— Work to be completed —
Each entry should be quoted word for word, including every mark of punctuation.

(Data entries)
↓↓↓

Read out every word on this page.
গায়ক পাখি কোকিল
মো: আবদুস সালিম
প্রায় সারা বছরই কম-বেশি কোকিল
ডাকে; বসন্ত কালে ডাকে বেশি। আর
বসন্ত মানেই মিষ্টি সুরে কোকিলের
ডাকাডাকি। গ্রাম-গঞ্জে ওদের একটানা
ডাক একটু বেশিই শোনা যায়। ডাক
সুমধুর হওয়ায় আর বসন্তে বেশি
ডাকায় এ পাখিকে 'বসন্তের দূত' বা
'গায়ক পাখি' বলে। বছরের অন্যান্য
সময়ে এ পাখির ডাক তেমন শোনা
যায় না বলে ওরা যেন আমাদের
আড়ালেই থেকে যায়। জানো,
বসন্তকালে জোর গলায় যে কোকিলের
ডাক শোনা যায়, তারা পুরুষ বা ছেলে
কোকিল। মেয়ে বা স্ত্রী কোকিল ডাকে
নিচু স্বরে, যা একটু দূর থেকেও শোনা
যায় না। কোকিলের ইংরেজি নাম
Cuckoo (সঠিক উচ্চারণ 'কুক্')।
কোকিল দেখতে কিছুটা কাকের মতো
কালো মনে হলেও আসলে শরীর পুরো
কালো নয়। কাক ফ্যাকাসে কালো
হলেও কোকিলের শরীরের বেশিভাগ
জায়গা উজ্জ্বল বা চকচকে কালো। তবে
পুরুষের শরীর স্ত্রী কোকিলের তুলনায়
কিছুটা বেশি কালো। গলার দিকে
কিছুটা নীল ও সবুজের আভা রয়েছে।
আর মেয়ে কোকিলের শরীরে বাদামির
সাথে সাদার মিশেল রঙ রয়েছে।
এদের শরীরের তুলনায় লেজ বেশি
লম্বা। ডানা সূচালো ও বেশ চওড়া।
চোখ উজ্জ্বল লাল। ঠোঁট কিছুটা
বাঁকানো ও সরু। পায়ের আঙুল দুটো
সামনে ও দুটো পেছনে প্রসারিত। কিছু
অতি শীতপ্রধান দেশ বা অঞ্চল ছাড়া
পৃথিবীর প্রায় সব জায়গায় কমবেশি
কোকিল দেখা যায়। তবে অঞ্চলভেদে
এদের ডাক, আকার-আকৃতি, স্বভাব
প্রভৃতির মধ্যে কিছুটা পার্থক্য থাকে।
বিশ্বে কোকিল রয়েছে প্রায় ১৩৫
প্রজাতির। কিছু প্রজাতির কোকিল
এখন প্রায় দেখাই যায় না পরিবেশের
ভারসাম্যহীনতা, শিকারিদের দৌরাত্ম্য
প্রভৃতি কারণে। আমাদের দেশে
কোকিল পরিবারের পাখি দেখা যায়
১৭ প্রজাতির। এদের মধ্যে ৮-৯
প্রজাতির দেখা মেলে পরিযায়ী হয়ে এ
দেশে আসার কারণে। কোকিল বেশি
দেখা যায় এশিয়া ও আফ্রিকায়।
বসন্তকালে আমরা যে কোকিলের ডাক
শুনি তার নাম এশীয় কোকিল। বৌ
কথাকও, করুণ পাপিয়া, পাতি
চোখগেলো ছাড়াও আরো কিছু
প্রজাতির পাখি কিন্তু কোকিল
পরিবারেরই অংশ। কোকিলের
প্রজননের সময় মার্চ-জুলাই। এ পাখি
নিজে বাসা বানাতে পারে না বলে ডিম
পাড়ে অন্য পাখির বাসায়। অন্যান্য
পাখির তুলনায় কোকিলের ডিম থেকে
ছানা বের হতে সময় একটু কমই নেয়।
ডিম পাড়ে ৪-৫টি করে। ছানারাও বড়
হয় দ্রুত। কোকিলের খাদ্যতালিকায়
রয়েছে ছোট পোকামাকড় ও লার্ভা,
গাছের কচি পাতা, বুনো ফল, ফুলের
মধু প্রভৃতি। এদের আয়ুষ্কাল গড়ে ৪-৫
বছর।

↑↑↑

— Answer —
Read out every word on this page.
গায়ক পাখি কোকিল
মো: আবদুস সালিম
প্রায় সারা বছরই কম-বেশি কোকিল
ডাকে; বসন্ত কালে ডাকে বেশি। আর
বসন্ত মানেই মিষ্টি সুরে কোকিলের
ডাকাডাকি। গ্রাম-গঞ্জে ওদের একটানা
ডাক একটু বেশিই শোনা যায়। ডাক
সুমধুর হওয়ায় আর বসন্তে বেশি
ডাকায় এ পাখিকে 'বসন্তের দূত' বা
'গায়ক পাখি' বলে। বছরের অন্যান্য
সময়ে এ পাখির ডাক তেমন শোনা
যায় না বলে ওরা যেন আমাদের
আড়ালেই থেকে যায়। জানো,
বসন্তকালে জোর গলায় যে কোকিলের
ডাক শোনা যায়, তারা পুরুষ বা ছেলে
কোকিল। মেয়ে বা স্ত্রী কোকিল ডাকে
নিচু স্বরে, যা একটু দূর থেকেও শোনা
যায় না। কোকিলের ইংরেজি নাম
Cuckoo (সঠিক উচ্চারণ 'কুক্')।
কোকিল দেখতে কিছুটা কাকের মতো
কালো মনে হলেও আসলে শরীর পুরো
কালো নয়। কাক ফ্যাকাসে কালো
হলেও কোকিলের শরীরের বেশিভাগ
জায়গা উজ্জ্বল বা চকচকে কালো। তবে
পুরুষের শরীর স্ত্রী কোকিলের তুলনায়
কিছুটা বেশি কালো। গলার দিকে
কিছুটা নীল ও সবুজের আভা রয়েছে।
আর মেয়ে কোকিলের শরীরে বাদামির
সাথে সাদার মিশেল রঙ রয়েছে।
এদের শরীরের তুলনায় লেজ বেশি
লম্বা। ডানা সূচালো ও বেশ চওড়া।
চোখ উজ্জ্বল লাল। ঠোঁট কিছুটা
বাঁকানো ও সরু। পায়ের আঙুল দুটো
সামনে ও দুটো পেছনে প্রসারিত। কিছু
অতি শীতপ্রধান দেশ বা অঞ্চল ছাড়া
পৃথিবীর প্রায় সব জায়গায় কমবেশি
কোকিল দেখা যায়। তবে অঞ্চলভেদে
এদের ডাক, আকার-আকৃতি, স্বভাব
প্রভৃতির মধ্যে কিছুটা পার্থক্য থাকে।
বিশ্বে কোকিল রয়েছে প্রায় ১৩৫
প্রজাতির। কিছু প্রজাতির কোকিল
এখন প্রায় দেখাই যায় না পরিবেশের
ভারসাম্যহীনতা, শিকারিদের দৌরাত্ম্য
প্রভৃতি কারণে। আমাদের দেশে
কোকিল পরিবারের পাখি দেখা যায়
১৭ প্রজাতির। এদের মধ্যে ৮-৯
প্রজাতির দেখা মেলে পরিযায়ী হয়ে এ
দেশে আসার কারণে। কোকিল বেশি
দেখা যায় এশিয়া ও আফ্রিকায়।
বসন্তকালে আমরা যে কোকিলের ডাক
শুনি তার নাম এশীয় কোকিল। বৌ
কথাকও, করুণ পাপিয়া, পাতি
চোখগেলো ছাড়াও আরো কিছু
প্রজাতির পাখি কিন্তু কোকিল
পরিবারেরই অংশ। কোকিলের
প্রজননের সময় মার্চ-জুলাই। এ পাখি
নিজে বাসা বানাতে পারে না বলে ডিম
পাড়ে অন্য পাখির বাসায়। অন্যান্য
পাখির তুলনায় কোকিলের ডিম থেকে
ছানা বের হতে সময় একটু কমই নেয়।
ডিম পাড়ে ৪-৫টি করে। ছানারাও বড়
হয় দ্রুত। কোকিলের খাদ্যতালিকায়
রয়েছে ছোট পোকামাকড় ও লার্ভা,
গাছের কচি পাতা, বুনো ফল, ফুলের
মধু প্রভৃতি। এদের আয়ুষ্কাল গড়ে ৪-৫
বছর।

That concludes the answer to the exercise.